**Task data**.

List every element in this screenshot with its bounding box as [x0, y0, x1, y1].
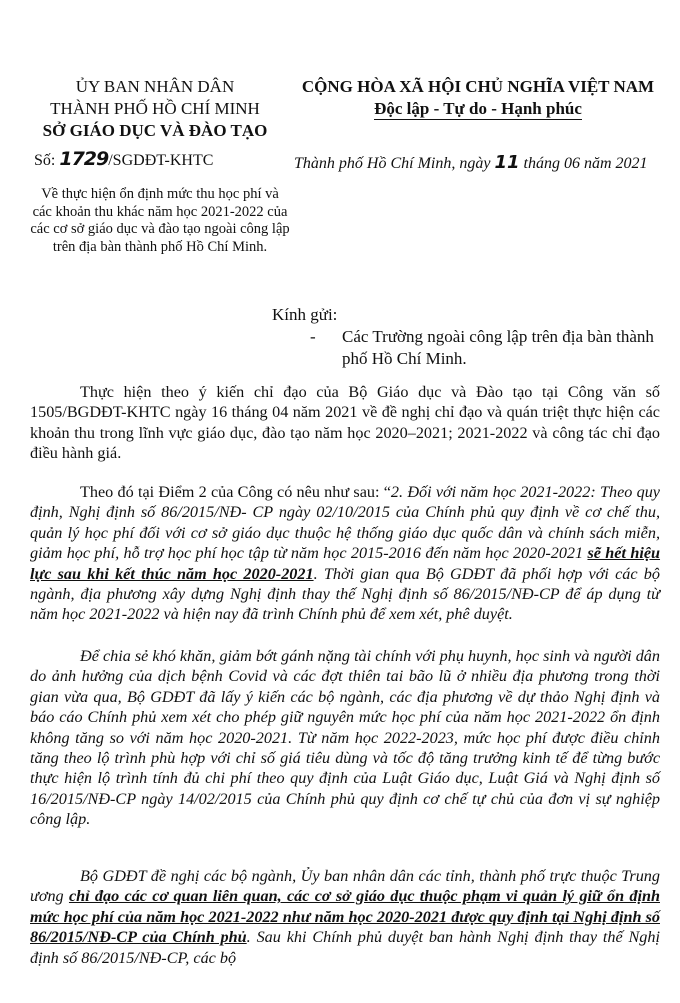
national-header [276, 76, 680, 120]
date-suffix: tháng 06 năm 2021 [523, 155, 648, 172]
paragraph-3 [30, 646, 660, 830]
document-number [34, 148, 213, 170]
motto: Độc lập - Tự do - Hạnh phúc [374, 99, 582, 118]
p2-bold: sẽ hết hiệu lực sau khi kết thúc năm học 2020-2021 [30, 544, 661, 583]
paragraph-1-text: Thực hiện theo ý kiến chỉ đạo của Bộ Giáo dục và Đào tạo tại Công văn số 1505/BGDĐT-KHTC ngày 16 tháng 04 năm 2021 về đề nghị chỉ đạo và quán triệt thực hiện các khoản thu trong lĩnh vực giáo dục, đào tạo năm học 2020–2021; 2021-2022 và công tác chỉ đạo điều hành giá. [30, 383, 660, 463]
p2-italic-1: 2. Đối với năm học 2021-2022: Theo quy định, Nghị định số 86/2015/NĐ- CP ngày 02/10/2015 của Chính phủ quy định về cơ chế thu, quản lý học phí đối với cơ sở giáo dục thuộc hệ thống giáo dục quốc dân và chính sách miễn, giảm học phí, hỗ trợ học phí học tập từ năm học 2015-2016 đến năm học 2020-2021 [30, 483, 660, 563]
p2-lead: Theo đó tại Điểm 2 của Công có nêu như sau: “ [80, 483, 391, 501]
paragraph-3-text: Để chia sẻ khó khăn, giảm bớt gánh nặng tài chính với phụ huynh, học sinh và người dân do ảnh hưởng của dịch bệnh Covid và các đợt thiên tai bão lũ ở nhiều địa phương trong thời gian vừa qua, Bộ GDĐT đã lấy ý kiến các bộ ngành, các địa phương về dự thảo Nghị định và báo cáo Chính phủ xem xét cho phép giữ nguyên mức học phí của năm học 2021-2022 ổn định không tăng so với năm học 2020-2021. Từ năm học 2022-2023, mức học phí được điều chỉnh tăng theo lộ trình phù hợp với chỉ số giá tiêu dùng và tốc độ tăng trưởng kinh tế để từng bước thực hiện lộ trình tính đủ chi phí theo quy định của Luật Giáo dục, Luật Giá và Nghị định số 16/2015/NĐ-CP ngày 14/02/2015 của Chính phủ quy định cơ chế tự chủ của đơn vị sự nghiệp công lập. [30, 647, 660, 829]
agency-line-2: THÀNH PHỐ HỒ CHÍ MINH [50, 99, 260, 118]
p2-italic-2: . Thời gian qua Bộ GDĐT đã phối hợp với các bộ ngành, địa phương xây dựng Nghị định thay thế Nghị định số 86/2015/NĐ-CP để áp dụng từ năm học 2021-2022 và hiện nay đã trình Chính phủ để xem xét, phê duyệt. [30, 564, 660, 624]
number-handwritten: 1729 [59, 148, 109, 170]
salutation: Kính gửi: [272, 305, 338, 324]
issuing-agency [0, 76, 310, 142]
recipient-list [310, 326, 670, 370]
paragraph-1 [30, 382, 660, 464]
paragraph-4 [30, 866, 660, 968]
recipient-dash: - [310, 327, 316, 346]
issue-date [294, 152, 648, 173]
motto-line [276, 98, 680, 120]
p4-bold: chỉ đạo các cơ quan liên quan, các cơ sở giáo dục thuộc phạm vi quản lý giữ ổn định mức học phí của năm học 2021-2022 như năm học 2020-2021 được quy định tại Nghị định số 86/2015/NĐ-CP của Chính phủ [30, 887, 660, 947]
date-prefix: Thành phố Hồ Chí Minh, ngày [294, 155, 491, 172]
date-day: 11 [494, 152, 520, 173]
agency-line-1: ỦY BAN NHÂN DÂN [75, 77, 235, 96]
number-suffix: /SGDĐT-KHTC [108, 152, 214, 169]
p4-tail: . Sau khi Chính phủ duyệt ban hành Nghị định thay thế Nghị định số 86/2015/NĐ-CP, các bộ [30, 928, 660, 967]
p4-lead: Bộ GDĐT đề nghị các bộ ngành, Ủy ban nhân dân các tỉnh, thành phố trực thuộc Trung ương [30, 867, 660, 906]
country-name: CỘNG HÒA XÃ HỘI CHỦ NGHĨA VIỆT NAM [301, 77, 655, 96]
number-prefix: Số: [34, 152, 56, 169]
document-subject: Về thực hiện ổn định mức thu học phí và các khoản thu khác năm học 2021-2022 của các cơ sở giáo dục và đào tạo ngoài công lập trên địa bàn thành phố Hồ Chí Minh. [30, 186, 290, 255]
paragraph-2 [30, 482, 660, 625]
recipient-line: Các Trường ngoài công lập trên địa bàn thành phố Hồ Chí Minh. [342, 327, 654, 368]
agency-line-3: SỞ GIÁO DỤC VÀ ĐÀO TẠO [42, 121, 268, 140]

**Task**.
Copy out every row above word for word, leaving out the picture.

**Solution below**.
List every element in this screenshot with its bounding box as [x0, y0, x1, y1].
national-header [276, 76, 680, 120]
date-suffix: tháng 06 năm 2021 [523, 155, 648, 172]
paragraph-3 [30, 646, 660, 830]
document-number [34, 148, 213, 170]
motto: Độc lập - Tự do - Hạnh phúc [374, 99, 582, 118]
p2-bold: sẽ hết hiệu lực sau khi kết thúc năm học 2020-2021 [30, 544, 661, 583]
paragraph-1-text: Thực hiện theo ý kiến chỉ đạo của Bộ Giáo dục và Đào tạo tại Công văn số 1505/BGDĐT-KHTC ngày 16 tháng 04 năm 2021 về đề nghị chỉ đạo và quán triệt thực hiện các khoản thu trong lĩnh vực giáo dục, đào tạo năm học 2020–2021; 2021-2022 và công tác chỉ đạo điều hành giá. [30, 383, 660, 463]
p2-italic-1: 2. Đối với năm học 2021-2022: Theo quy định, Nghị định số 86/2015/NĐ- CP ngày 02/10/2015 của Chính phủ quy định về cơ chế thu, quản lý học phí đối với cơ sở giáo dục thuộc hệ thống giáo dục quốc dân và chính sách miễn, giảm học phí, hỗ trợ học phí học tập từ năm học 2015-2016 đến năm học 2020-2021 [30, 483, 660, 563]
p2-lead: Theo đó tại Điểm 2 của Công có nêu như sau: “ [80, 483, 391, 501]
paragraph-3-text: Để chia sẻ khó khăn, giảm bớt gánh nặng tài chính với phụ huynh, học sinh và người dân do ảnh hưởng của dịch bệnh Covid và các đợt thiên tai bão lũ ở nhiều địa phương trong thời gian vừa qua, Bộ GDĐT đã lấy ý kiến các bộ ngành, các địa phương về dự thảo Nghị định và báo cáo Chính phủ xem xét cho phép giữ nguyên mức học phí của năm học 2021-2022 ổn định không tăng so với năm học 2020-2021. Từ năm học 2022-2023, mức học phí được điều chỉnh tăng theo lộ trình phù hợp với chỉ số giá tiêu dùng và tốc độ tăng trưởng kinh tế để từng bước thực hiện lộ trình tính đủ chi phí theo quy định của Luật Giáo dục, Luật Giá và Nghị định số 16/2015/NĐ-CP ngày 14/02/2015 của Chính phủ quy định cơ chế tự chủ của đơn vị sự nghiệp công lập. [30, 647, 660, 829]
agency-line-2: THÀNH PHỐ HỒ CHÍ MINH [50, 99, 260, 118]
p2-italic-2: . Thời gian qua Bộ GDĐT đã phối hợp với các bộ ngành, địa phương xây dựng Nghị định thay thế Nghị định số 86/2015/NĐ-CP để áp dụng từ năm học 2021-2022 và hiện nay đã trình Chính phủ để xem xét, phê duyệt. [30, 564, 660, 624]
number-handwritten: 1729 [59, 148, 109, 170]
salutation: Kính gửi: [272, 305, 338, 324]
issuing-agency [0, 76, 310, 142]
recipient-list [310, 326, 670, 370]
paragraph-1 [30, 382, 660, 464]
paragraph-4 [30, 866, 660, 968]
recipient-dash: - [310, 327, 316, 346]
issue-date [294, 152, 648, 173]
motto-line [276, 98, 680, 120]
p4-bold: chỉ đạo các cơ quan liên quan, các cơ sở giáo dục thuộc phạm vi quản lý giữ ổn định mức học phí của năm học 2021-2022 như năm học 2020-2021 được quy định tại Nghị định số 86/2015/NĐ-CP của Chính phủ [30, 887, 660, 947]
date-prefix: Thành phố Hồ Chí Minh, ngày [294, 155, 491, 172]
date-day: 11 [494, 152, 520, 173]
agency-line-1: ỦY BAN NHÂN DÂN [75, 77, 235, 96]
number-suffix: /SGDĐT-KHTC [108, 152, 214, 169]
p4-tail: . Sau khi Chính phủ duyệt ban hành Nghị định thay thế Nghị định số 86/2015/NĐ-CP, các bộ [30, 928, 660, 967]
p4-lead: Bộ GDĐT đề nghị các bộ ngành, Ủy ban nhân dân các tỉnh, thành phố trực thuộc Trung ương [30, 867, 660, 906]
country-name: CỘNG HÒA XÃ HỘI CHỦ NGHĨA VIỆT NAM [301, 77, 655, 96]
number-prefix: Số: [34, 152, 56, 169]
document-subject: Về thực hiện ổn định mức thu học phí và các khoản thu khác năm học 2021-2022 của các cơ sở giáo dục và đào tạo ngoài công lập trên địa bàn thành phố Hồ Chí Minh. [30, 186, 290, 255]
paragraph-2 [30, 482, 660, 625]
recipient-line: Các Trường ngoài công lập trên địa bàn thành phố Hồ Chí Minh. [342, 327, 654, 368]
agency-line-3: SỞ GIÁO DỤC VÀ ĐÀO TẠO [42, 121, 268, 140]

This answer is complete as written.